## Work required
Give the data below again exactly as it stands. Omit the pictures.

## Extracted information

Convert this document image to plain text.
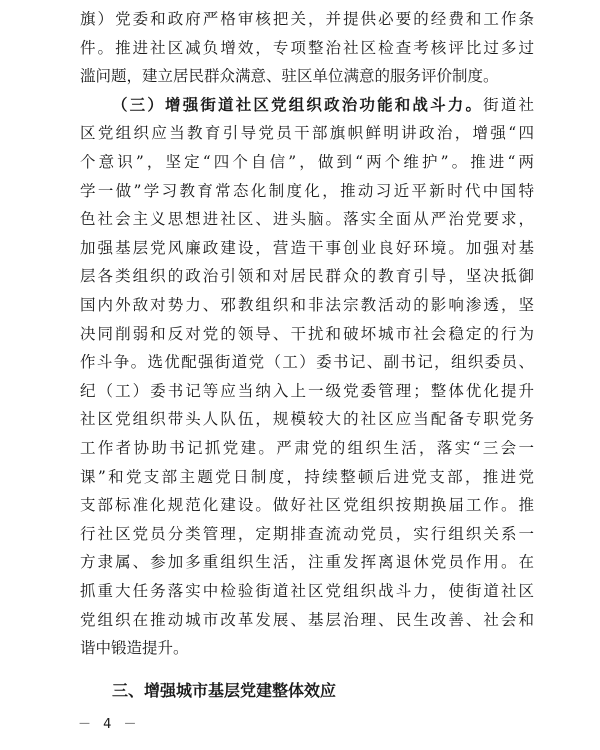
旗）党委和政府严格审核把关，并提供必要的经费和工作条
件。推进社区减负增效，专项整治社区检查考核评比过多过
滥问题，建立居民群众满意、驻区单位满意的服务评价制度。
（三）增强街道社区党组织政治功能和战斗力。街道社
区党组织应当教育引导党员干部旗帜鲜明讲政治，增强“四
个意识”，坚定“四个自信”，做到“两个维护”。推进“两
学一做”学习教育常态化制度化，推动习近平新时代中国特
色社会主义思想进社区、进头脑。落实全面从严治党要求，
加强基层党风廉政建设，营造干事创业良好环境。加强对基
层各类组织的政治引领和对居民群众的教育引导，坚决抵御
国内外敌对势力、邪教组织和非法宗教活动的影响渗透，坚
决同削弱和反对党的领导、干扰和破坏城市社会稳定的行为
作斗争。选优配强街道党（工）委书记、副书记，组织委员、
纪（工）委书记等应当纳入上一级党委管理；整体优化提升
社区党组织带头人队伍，规模较大的社区应当配备专职党务
工作者协助书记抓党建。严肃党的组织生活，落实“三会一
课”和党支部主题党日制度，持续整顿后进党支部，推进党
支部标准化规范化建设。做好社区党组织按期换届工作。推
行社区党员分类管理，定期排查流动党员，实行组织关系一
方隶属、参加多重组织生活，注重发挥离退休党员作用。在
抓重大任务落实中检验街道社区党组织战斗力，使街道社区
党组织在推动城市改革发展、基层治理、民生改善、社会和
谐中锻造提升。
三、增强城市基层党建整体效应
－ 4 －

## The response
Convert this document image to plain text.
旗）党委和政府严格审核把关，并提供必要的经费和工作条
件。推进社区减负增效，专项整治社区检查考核评比过多过
滥问题，建立居民群众满意、驻区单位满意的服务评价制度。
（三）增强街道社区党组织政治功能和战斗力。街道社
区党组织应当教育引导党员干部旗帜鲜明讲政治，增强“四
个意识”，坚定“四个自信”，做到“两个维护”。推进“两
学一做”学习教育常态化制度化，推动习近平新时代中国特
色社会主义思想进社区、进头脑。落实全面从严治党要求，
加强基层党风廉政建设，营造干事创业良好环境。加强对基
层各类组织的政治引领和对居民群众的教育引导，坚决抵御
国内外敌对势力、邪教组织和非法宗教活动的影响渗透，坚
决同削弱和反对党的领导、干扰和破坏城市社会稳定的行为
作斗争。选优配强街道党（工）委书记、副书记，组织委员、
纪（工）委书记等应当纳入上一级党委管理；整体优化提升
社区党组织带头人队伍，规模较大的社区应当配备专职党务
工作者协助书记抓党建。严肃党的组织生活，落实“三会一
课”和党支部主题党日制度，持续整顿后进党支部，推进党
支部标准化规范化建设。做好社区党组织按期换届工作。推
行社区党员分类管理，定期排查流动党员，实行组织关系一
方隶属、参加多重组织生活，注重发挥离退休党员作用。在
抓重大任务落实中检验街道社区党组织战斗力，使街道社区
党组织在推动城市改革发展、基层治理、民生改善、社会和
谐中锻造提升。
三、增强城市基层党建整体效应
－ 4 －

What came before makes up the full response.